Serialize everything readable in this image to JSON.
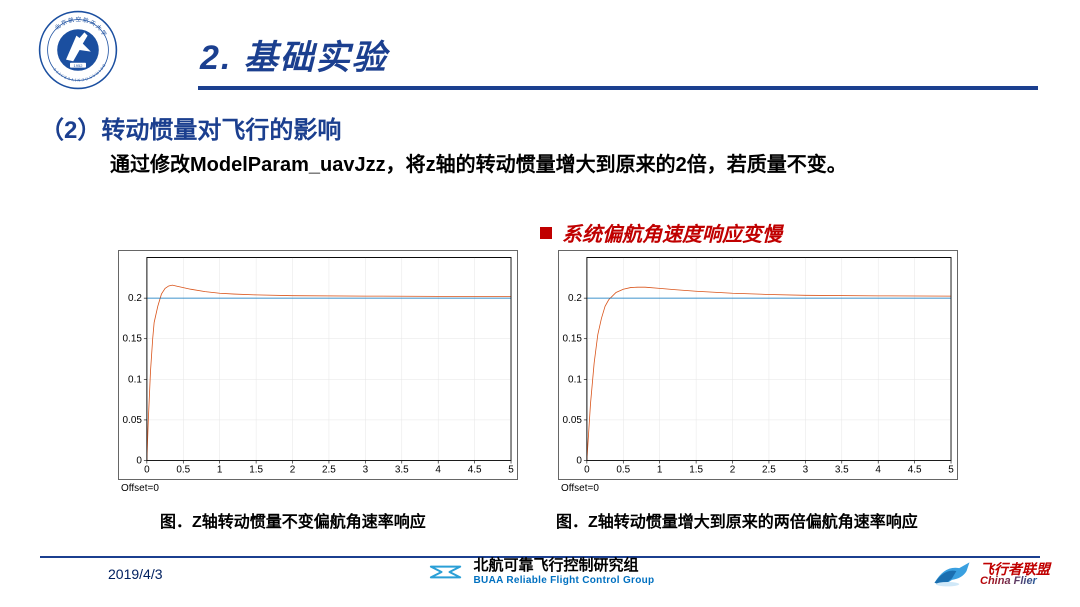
{
  "header": {
    "title": "2. 基础实验",
    "logo_outer_color": "#1b4fa0",
    "logo_inner_color": "#ffffff",
    "logo_year": "1952",
    "underline_color": "#1b3f8f"
  },
  "subsection": {
    "label": "（2）转动惯量对飞行的影响",
    "description": "通过修改ModelParam_uavJzz，将z轴的转动惯量增大到原来的2倍，若质量不变。"
  },
  "observation": {
    "text": "系统偏航角速度响应变慢",
    "bullet_color": "#c00000",
    "text_color": "#c00000"
  },
  "charts": {
    "left": {
      "type": "line",
      "curves": [
        {
          "color": "#d95319",
          "width": 0.8,
          "x": [
            0,
            0.02,
            0.05,
            0.08,
            0.1,
            0.15,
            0.2,
            0.25,
            0.3,
            0.35,
            0.4,
            0.5,
            0.6,
            0.8,
            1.0,
            1.2,
            1.5,
            2.0,
            3.0,
            4.0,
            5.0
          ],
          "y": [
            0,
            0.05,
            0.11,
            0.15,
            0.17,
            0.19,
            0.205,
            0.212,
            0.215,
            0.216,
            0.215,
            0.213,
            0.211,
            0.208,
            0.206,
            0.205,
            0.204,
            0.203,
            0.2025,
            0.2022,
            0.2022
          ]
        },
        {
          "color": "#0072bd",
          "width": 0.8,
          "x": [
            0,
            5
          ],
          "y": [
            0.2,
            0.2
          ]
        }
      ],
      "xlim": [
        0,
        5
      ],
      "ylim": [
        0,
        0.25
      ],
      "xticks": [
        0,
        0.5,
        1,
        1.5,
        2,
        2.5,
        3,
        3.5,
        4,
        4.5,
        5
      ],
      "yticks": [
        0,
        0.05,
        0.1,
        0.15,
        0.2
      ],
      "grid_color": "#e6e6e6",
      "axis_color": "#000000",
      "background_color": "#ffffff",
      "offset_label": "Offset=0",
      "caption": "图．Z轴转动惯量不变偏航角速率响应"
    },
    "right": {
      "type": "line",
      "curves": [
        {
          "color": "#d95319",
          "width": 0.8,
          "x": [
            0,
            0.05,
            0.1,
            0.15,
            0.2,
            0.25,
            0.3,
            0.4,
            0.5,
            0.6,
            0.7,
            0.8,
            1.0,
            1.2,
            1.5,
            2.0,
            2.5,
            3.0,
            4.0,
            5.0
          ],
          "y": [
            0,
            0.07,
            0.12,
            0.155,
            0.175,
            0.19,
            0.198,
            0.207,
            0.211,
            0.213,
            0.2135,
            0.2135,
            0.212,
            0.2105,
            0.2085,
            0.206,
            0.2045,
            0.2035,
            0.2028,
            0.2025
          ]
        },
        {
          "color": "#0072bd",
          "width": 0.8,
          "x": [
            0,
            5
          ],
          "y": [
            0.2,
            0.2
          ]
        }
      ],
      "xlim": [
        0,
        5
      ],
      "ylim": [
        0,
        0.25
      ],
      "xticks": [
        0,
        0.5,
        1,
        1.5,
        2,
        2.5,
        3,
        3.5,
        4,
        4.5,
        5
      ],
      "yticks": [
        0,
        0.05,
        0.1,
        0.15,
        0.2
      ],
      "grid_color": "#e6e6e6",
      "axis_color": "#000000",
      "background_color": "#ffffff",
      "offset_label": "Offset=0",
      "caption": "图．Z轴转动惯量增大到原来的两倍偏航角速率响应"
    }
  },
  "footer": {
    "date": "2019/4/3",
    "center_cn": "北航可靠飞行控制研究组",
    "center_en": "BUAA  Reliable Flight Control Group",
    "center_logo_color": "#2a9fd6",
    "right_cn": "飞行者联盟",
    "right_en": "China Flier",
    "line_color": "#1b3f8f"
  }
}
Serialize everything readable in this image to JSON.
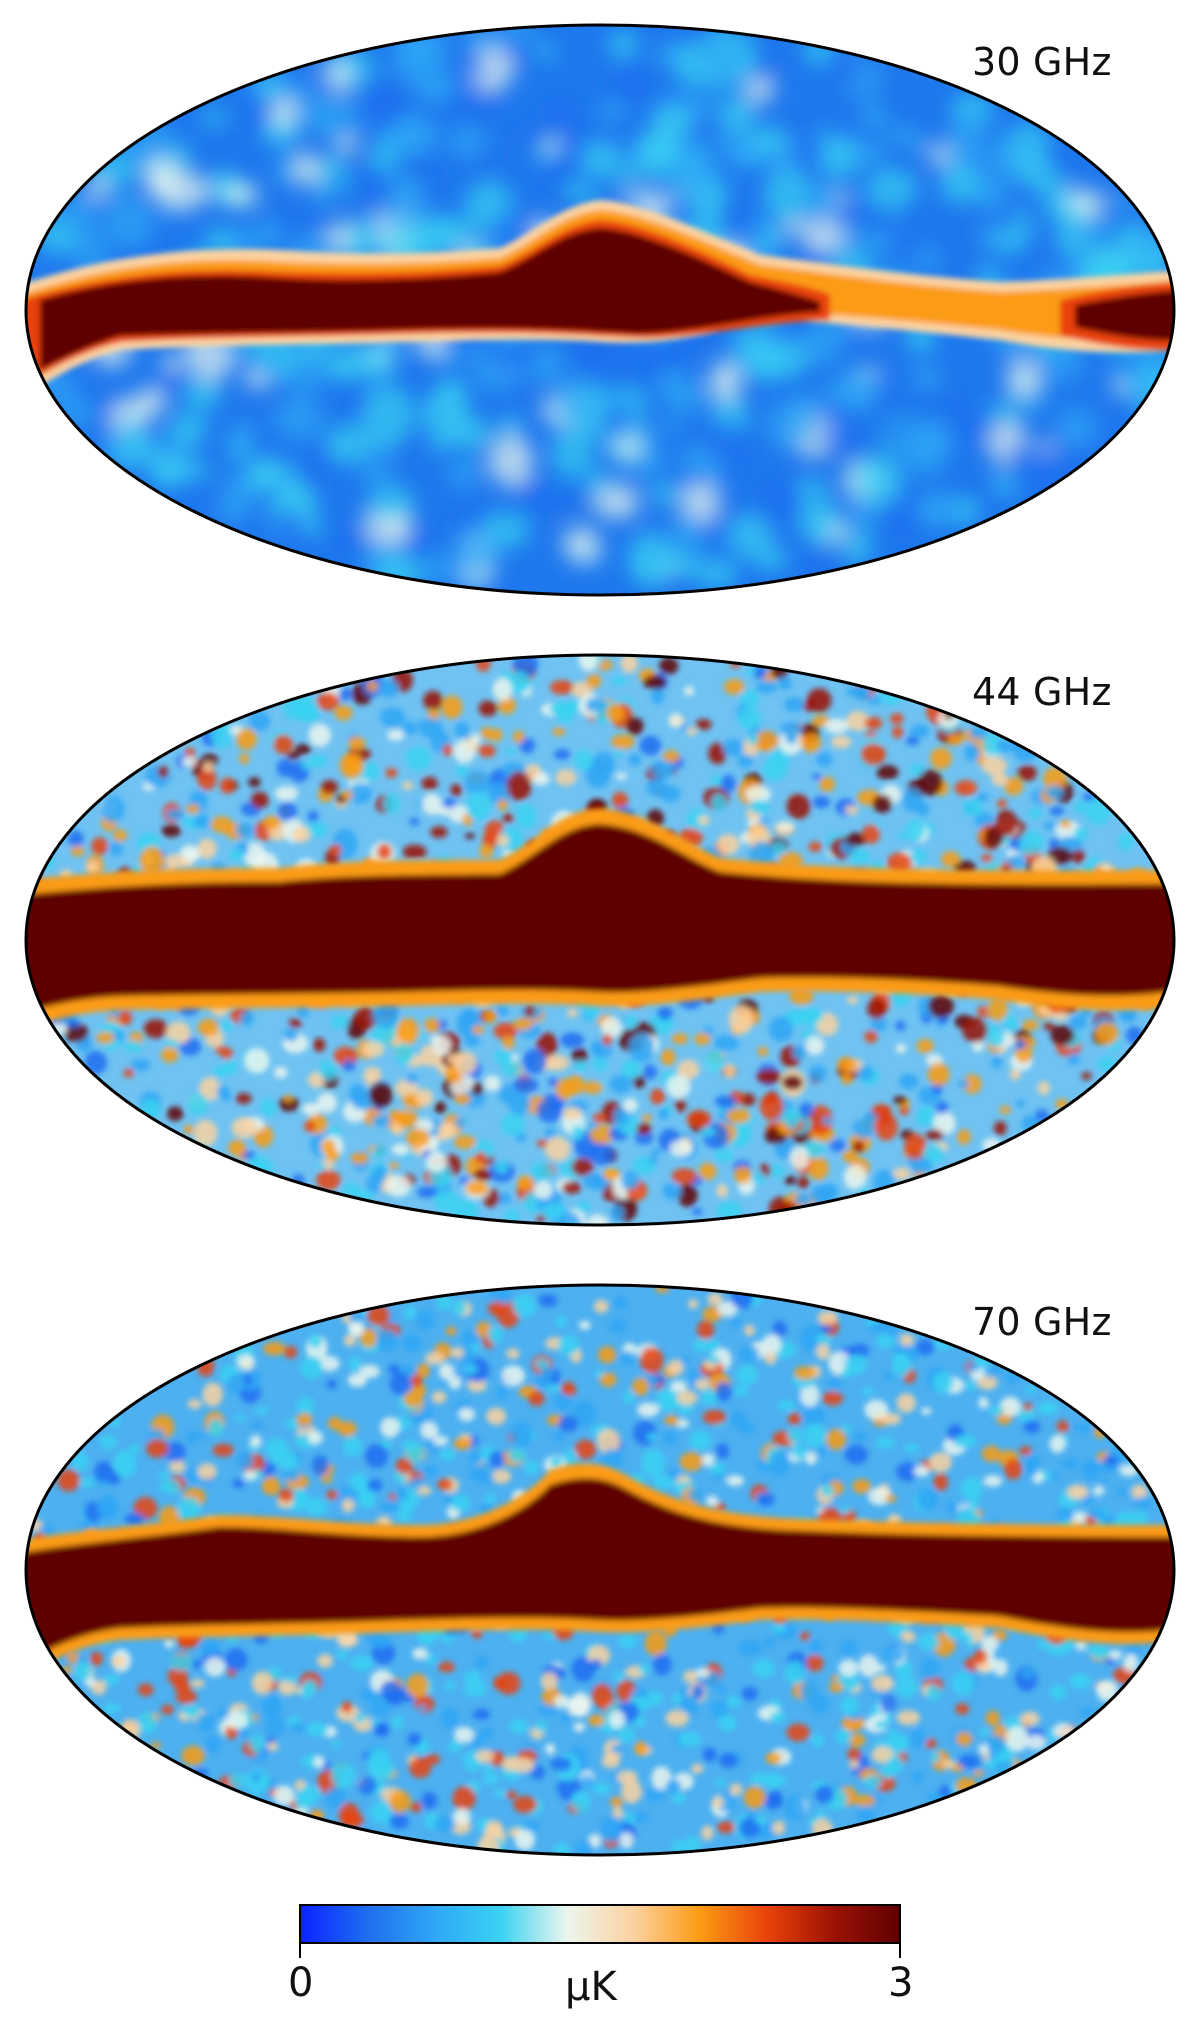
{
  "maps": [
    {
      "frequency_label": "30 GHz"
    },
    {
      "frequency_label": "44 GHz"
    },
    {
      "frequency_label": "70 GHz"
    }
  ],
  "colorbar": {
    "min_label": "0",
    "max_label": "3",
    "unit_label": "μK",
    "colors": [
      "#0b22ff",
      "#1e6df0",
      "#2fa6f5",
      "#39d2f2",
      "#ebf6ee",
      "#fcd2a0",
      "#fb9b12",
      "#e9430a",
      "#9c1205",
      "#5f0000"
    ]
  }
}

--------

Exclude every picture and copy the remaining data exactly.

» **Written response**
Serialize everything readable in this image to JSON.
{
  "header": {
    "title": "2. 基础实验",
    "logo_outer_color": "#1b4fa0",
    "logo_inner_color": "#ffffff",
    "logo_year": "1952",
    "underline_color": "#1b3f8f"
  },
  "subsection": {
    "label": "（2）转动惯量对飞行的影响",
    "description": "通过修改ModelParam_uavJzz，将z轴的转动惯量增大到原来的2倍，若质量不变。"
  },
  "observation": {
    "text": "系统偏航角速度响应变慢",
    "bullet_color": "#c00000",
    "text_color": "#c00000"
  },
  "charts": {
    "left": {
      "type": "line",
      "curves": [
        {
          "color": "#d95319",
          "width": 0.8,
          "x": [
            0,
            0.02,
            0.05,
            0.08,
            0.1,
            0.15,
            0.2,
            0.25,
            0.3,
            0.35,
            0.4,
            0.5,
            0.6,
            0.8,
            1.0,
            1.2,
            1.5,
            2.0,
            3.0,
            4.0,
            5.0
          ],
          "y": [
            0,
            0.05,
            0.11,
            0.15,
            0.17,
            0.19,
            0.205,
            0.212,
            0.215,
            0.216,
            0.215,
            0.213,
            0.211,
            0.208,
            0.206,
            0.205,
            0.204,
            0.203,
            0.2025,
            0.2022,
            0.2022
          ]
        },
        {
          "color": "#0072bd",
          "width": 0.8,
          "x": [
            0,
            5
          ],
          "y": [
            0.2,
            0.2
          ]
        }
      ],
      "xlim": [
        0,
        5
      ],
      "ylim": [
        0,
        0.25
      ],
      "xticks": [
        0,
        0.5,
        1,
        1.5,
        2,
        2.5,
        3,
        3.5,
        4,
        4.5,
        5
      ],
      "yticks": [
        0,
        0.05,
        0.1,
        0.15,
        0.2
      ],
      "grid_color": "#e6e6e6",
      "axis_color": "#000000",
      "background_color": "#ffffff",
      "offset_label": "Offset=0",
      "caption": "图．Z轴转动惯量不变偏航角速率响应"
    },
    "right": {
      "type": "line",
      "curves": [
        {
          "color": "#d95319",
          "width": 0.8,
          "x": [
            0,
            0.05,
            0.1,
            0.15,
            0.2,
            0.25,
            0.3,
            0.4,
            0.5,
            0.6,
            0.7,
            0.8,
            1.0,
            1.2,
            1.5,
            2.0,
            2.5,
            3.0,
            4.0,
            5.0
          ],
          "y": [
            0,
            0.07,
            0.12,
            0.155,
            0.175,
            0.19,
            0.198,
            0.207,
            0.211,
            0.213,
            0.2135,
            0.2135,
            0.212,
            0.2105,
            0.2085,
            0.206,
            0.2045,
            0.2035,
            0.2028,
            0.2025
          ]
        },
        {
          "color": "#0072bd",
          "width": 0.8,
          "x": [
            0,
            5
          ],
          "y": [
            0.2,
            0.2
          ]
        }
      ],
      "xlim": [
        0,
        5
      ],
      "ylim": [
        0,
        0.25
      ],
      "xticks": [
        0,
        0.5,
        1,
        1.5,
        2,
        2.5,
        3,
        3.5,
        4,
        4.5,
        5
      ],
      "yticks": [
        0,
        0.05,
        0.1,
        0.15,
        0.2
      ],
      "grid_color": "#e6e6e6",
      "axis_color": "#000000",
      "background_color": "#ffffff",
      "offset_label": "Offset=0",
      "caption": "图．Z轴转动惯量增大到原来的两倍偏航角速率响应"
    }
  },
  "footer": {
    "date": "2019/4/3",
    "center_cn": "北航可靠飞行控制研究组",
    "center_en": "BUAA  Reliable Flight Control Group",
    "center_logo_color": "#2a9fd6",
    "right_cn": "飞行者联盟",
    "right_en": "China Flier",
    "line_color": "#1b3f8f"
  }
}
Serialize everything readable in this image to JSON.
{
  "maps": [
    {
      "frequency_label": "30 GHz"
    },
    {
      "frequency_label": "44 GHz"
    },
    {
      "frequency_label": "70 GHz"
    }
  ],
  "colorbar": {
    "min_label": "0",
    "max_label": "3",
    "unit_label": "μK",
    "colors": [
      "#0b22ff",
      "#1e6df0",
      "#2fa6f5",
      "#39d2f2",
      "#ebf6ee",
      "#fcd2a0",
      "#fb9b12",
      "#e9430a",
      "#9c1205",
      "#5f0000"
    ]
  }
}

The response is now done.